— Start Provided data —
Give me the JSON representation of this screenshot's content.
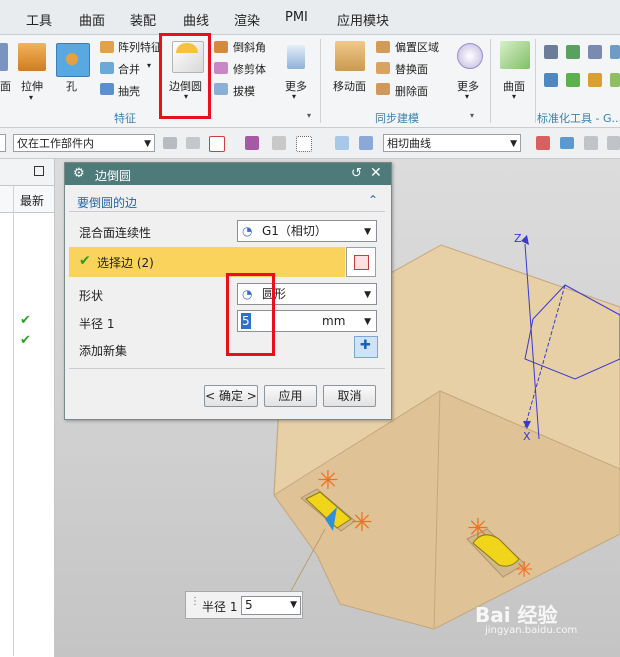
{
  "menu": [
    "工具",
    "曲面",
    "装配",
    "曲线",
    "渲染",
    "PMI",
    "应用模块"
  ],
  "ribbon": {
    "extrude": "拉伸",
    "hole": "孔",
    "pattern_feature": "阵列特征",
    "unite": "合并",
    "shell": "抽壳",
    "group_feature": "特征",
    "edge_blend": "边倒圆",
    "chamfer": "倒斜角",
    "trim_body": "修剪体",
    "draft": "拔模",
    "more1": "更多",
    "move_face": "移动面",
    "offset_region": "偏置区域",
    "replace_face": "替换面",
    "delete_face": "删除面",
    "group_sync": "同步建模",
    "more2": "更多",
    "surface": "曲面",
    "group_std": "标准化工具 - G..."
  },
  "toolbar": {
    "scope_select": "仅在工作部件内",
    "curve_rule": "相切曲线"
  },
  "nav": {
    "col_header": "最新",
    "check1": "✔",
    "check2": "✔"
  },
  "dialog": {
    "title": "边倒圆",
    "section": "要倒圆的边",
    "continuity_label": "混合面连续性",
    "continuity_value": "G1（相切）",
    "select_edge": "选择边 (2)",
    "shape_label": "形状",
    "shape_value": "圆形",
    "radius_label": "半径 1",
    "radius_value": "5",
    "radius_unit": "mm",
    "add_set_label": "添加新集",
    "ok": "< 确定 >",
    "apply": "应用",
    "cancel": "取消"
  },
  "callout": {
    "label": "半径 1",
    "value": "5"
  },
  "axes": {
    "z": "Z",
    "x": "X"
  },
  "watermark": {
    "brand": "Bai 经验",
    "url": "jingyan.baidu.com"
  },
  "colors": {
    "title_bar": "#4f7a7a",
    "highlight_row": "#f9d35c",
    "part_face": "#e7cfa6",
    "selected_edge": "#f0d51a",
    "red_box": "#e8101a"
  }
}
— End Provided data —
#### [Given task]
Return the full material word for word. Do not include the pictures.

#### [Correct response]
Give me the JSON representation of this screenshot's content.
{
  "menu": [
    "工具",
    "曲面",
    "装配",
    "曲线",
    "渲染",
    "PMI",
    "应用模块"
  ],
  "ribbon": {
    "extrude": "拉伸",
    "hole": "孔",
    "pattern_feature": "阵列特征",
    "unite": "合并",
    "shell": "抽壳",
    "group_feature": "特征",
    "edge_blend": "边倒圆",
    "chamfer": "倒斜角",
    "trim_body": "修剪体",
    "draft": "拔模",
    "more1": "更多",
    "move_face": "移动面",
    "offset_region": "偏置区域",
    "replace_face": "替换面",
    "delete_face": "删除面",
    "group_sync": "同步建模",
    "more2": "更多",
    "surface": "曲面",
    "group_std": "标准化工具 - G..."
  },
  "toolbar": {
    "scope_select": "仅在工作部件内",
    "curve_rule": "相切曲线"
  },
  "nav": {
    "col_header": "最新",
    "check1": "✔",
    "check2": "✔"
  },
  "dialog": {
    "title": "边倒圆",
    "section": "要倒圆的边",
    "continuity_label": "混合面连续性",
    "continuity_value": "G1（相切）",
    "select_edge": "选择边 (2)",
    "shape_label": "形状",
    "shape_value": "圆形",
    "radius_label": "半径 1",
    "radius_value": "5",
    "radius_unit": "mm",
    "add_set_label": "添加新集",
    "ok": "< 确定 >",
    "apply": "应用",
    "cancel": "取消"
  },
  "callout": {
    "label": "半径 1",
    "value": "5"
  },
  "axes": {
    "z": "Z",
    "x": "X"
  },
  "watermark": {
    "brand": "Bai 经验",
    "url": "jingyan.baidu.com"
  },
  "colors": {
    "title_bar": "#4f7a7a",
    "highlight_row": "#f9d35c",
    "part_face": "#e7cfa6",
    "selected_edge": "#f0d51a",
    "red_box": "#e8101a"
  }
}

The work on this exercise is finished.